Copy out the entries verbatim, from their start through the line containing "883, 85, 889]", with that final line included.

----------------------------------------

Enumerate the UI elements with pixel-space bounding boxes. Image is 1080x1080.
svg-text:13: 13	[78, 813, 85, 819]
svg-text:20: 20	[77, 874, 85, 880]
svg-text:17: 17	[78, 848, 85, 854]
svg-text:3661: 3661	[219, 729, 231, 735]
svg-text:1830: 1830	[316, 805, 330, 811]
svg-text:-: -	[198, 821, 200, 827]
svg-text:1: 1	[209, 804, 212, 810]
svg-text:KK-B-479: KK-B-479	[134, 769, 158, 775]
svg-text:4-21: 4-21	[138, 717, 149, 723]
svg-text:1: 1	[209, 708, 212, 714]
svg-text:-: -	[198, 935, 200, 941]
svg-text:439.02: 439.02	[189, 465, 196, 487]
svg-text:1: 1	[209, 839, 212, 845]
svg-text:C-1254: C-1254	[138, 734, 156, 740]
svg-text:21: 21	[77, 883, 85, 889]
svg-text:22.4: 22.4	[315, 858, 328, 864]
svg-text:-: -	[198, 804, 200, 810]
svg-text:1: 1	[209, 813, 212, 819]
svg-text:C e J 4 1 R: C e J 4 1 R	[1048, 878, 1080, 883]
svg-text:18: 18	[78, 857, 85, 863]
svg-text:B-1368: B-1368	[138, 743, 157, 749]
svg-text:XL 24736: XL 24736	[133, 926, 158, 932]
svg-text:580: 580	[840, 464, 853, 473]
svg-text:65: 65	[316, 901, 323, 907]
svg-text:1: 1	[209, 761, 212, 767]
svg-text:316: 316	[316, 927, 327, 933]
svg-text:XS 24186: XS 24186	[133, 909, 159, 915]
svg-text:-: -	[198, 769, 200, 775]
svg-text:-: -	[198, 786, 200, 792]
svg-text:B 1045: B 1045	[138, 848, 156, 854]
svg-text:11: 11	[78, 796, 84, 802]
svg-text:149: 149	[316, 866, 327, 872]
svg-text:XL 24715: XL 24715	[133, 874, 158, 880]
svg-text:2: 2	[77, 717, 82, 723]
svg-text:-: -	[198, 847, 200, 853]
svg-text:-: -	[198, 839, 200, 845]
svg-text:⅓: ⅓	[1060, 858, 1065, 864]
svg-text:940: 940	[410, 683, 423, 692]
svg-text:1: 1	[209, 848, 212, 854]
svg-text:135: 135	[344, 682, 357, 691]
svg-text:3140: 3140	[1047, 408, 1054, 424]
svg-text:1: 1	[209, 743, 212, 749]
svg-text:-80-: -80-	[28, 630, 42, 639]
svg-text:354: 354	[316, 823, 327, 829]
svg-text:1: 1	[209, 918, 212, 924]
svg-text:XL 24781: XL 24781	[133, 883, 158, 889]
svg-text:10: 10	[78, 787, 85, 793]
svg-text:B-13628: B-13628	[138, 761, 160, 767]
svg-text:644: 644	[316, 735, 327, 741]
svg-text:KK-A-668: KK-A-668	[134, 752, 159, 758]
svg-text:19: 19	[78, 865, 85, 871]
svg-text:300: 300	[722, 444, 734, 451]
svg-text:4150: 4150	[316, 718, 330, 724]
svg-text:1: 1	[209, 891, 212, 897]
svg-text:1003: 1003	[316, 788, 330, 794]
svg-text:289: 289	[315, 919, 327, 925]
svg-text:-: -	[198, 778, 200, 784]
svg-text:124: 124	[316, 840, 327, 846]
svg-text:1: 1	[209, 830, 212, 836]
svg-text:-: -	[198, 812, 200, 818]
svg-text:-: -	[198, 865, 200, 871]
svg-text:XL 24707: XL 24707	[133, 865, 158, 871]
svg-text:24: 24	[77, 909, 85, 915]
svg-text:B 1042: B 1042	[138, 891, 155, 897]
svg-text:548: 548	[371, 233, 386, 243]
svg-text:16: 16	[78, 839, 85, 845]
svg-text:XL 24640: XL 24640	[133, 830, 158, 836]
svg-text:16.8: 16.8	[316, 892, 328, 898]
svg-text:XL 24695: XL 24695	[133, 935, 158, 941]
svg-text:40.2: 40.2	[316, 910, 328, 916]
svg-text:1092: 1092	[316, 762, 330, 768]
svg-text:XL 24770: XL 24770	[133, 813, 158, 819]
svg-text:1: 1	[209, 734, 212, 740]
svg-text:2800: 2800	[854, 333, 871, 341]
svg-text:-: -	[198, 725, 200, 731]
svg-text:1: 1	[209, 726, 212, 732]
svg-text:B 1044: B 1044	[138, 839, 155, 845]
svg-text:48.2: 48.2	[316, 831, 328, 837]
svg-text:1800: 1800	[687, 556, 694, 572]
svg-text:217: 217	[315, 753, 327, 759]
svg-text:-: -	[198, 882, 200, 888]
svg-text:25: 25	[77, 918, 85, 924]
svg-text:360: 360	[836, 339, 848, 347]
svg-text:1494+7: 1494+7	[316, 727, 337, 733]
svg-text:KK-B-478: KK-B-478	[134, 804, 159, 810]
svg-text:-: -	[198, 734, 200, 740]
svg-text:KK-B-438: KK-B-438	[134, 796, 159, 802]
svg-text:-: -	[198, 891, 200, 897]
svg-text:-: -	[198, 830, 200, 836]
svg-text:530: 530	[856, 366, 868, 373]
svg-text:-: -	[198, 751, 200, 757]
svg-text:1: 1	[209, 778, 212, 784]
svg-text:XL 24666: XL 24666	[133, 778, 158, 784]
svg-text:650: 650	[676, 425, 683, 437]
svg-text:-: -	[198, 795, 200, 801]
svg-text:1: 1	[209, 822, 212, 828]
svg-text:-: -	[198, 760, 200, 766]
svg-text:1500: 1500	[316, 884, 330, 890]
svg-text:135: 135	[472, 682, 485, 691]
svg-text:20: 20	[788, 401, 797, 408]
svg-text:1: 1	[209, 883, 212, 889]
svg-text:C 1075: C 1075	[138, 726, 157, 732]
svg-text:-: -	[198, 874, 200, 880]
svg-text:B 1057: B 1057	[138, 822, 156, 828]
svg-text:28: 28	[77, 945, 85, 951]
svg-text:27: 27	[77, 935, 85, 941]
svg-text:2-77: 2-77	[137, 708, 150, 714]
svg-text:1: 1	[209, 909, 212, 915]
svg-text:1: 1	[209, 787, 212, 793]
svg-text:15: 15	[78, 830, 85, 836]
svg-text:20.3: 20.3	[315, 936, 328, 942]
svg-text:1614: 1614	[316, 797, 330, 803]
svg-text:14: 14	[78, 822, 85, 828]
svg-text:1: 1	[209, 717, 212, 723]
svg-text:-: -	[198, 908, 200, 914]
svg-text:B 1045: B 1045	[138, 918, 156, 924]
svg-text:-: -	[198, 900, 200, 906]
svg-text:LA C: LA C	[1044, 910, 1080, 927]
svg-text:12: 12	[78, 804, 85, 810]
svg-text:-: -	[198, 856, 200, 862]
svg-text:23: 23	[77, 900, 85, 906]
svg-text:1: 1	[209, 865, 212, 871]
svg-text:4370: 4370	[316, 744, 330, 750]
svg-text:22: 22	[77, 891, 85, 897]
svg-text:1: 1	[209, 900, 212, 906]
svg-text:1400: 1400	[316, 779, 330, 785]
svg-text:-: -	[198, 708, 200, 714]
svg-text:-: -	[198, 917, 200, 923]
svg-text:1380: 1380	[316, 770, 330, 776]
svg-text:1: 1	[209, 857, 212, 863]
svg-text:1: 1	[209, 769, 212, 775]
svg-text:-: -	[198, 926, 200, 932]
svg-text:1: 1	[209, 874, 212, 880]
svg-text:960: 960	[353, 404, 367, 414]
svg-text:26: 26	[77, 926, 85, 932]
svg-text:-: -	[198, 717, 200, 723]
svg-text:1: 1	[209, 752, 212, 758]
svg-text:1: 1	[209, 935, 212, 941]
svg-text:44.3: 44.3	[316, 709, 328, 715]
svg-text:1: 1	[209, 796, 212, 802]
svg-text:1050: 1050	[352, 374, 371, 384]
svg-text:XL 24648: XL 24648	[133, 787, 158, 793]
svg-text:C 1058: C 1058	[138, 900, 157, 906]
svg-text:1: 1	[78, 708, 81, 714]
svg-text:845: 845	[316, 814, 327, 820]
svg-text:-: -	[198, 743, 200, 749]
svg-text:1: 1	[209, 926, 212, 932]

----------------------------------------

## Task output
Enumerate the UI elements with pixel-space bounding boxes. Image is 1080x1080.
svg-text:13: 13	[78, 813, 85, 819]
svg-text:20: 20	[77, 874, 85, 880]
svg-text:17: 17	[78, 848, 85, 854]
svg-text:3661: 3661	[219, 729, 231, 735]
svg-text:1830: 1830	[316, 805, 330, 811]
svg-text:-: -	[198, 821, 200, 827]
svg-text:1: 1	[209, 804, 212, 810]
svg-text:KK-B-479: KK-B-479	[134, 769, 158, 775]
svg-text:4-21: 4-21	[138, 717, 149, 723]
svg-text:1: 1	[209, 708, 212, 714]
svg-text:-: -	[198, 935, 200, 941]
svg-text:439.02: 439.02	[189, 465, 196, 487]
svg-text:1: 1	[209, 839, 212, 845]
svg-text:C-1254: C-1254	[138, 734, 156, 740]
svg-text:21: 21	[77, 883, 85, 889]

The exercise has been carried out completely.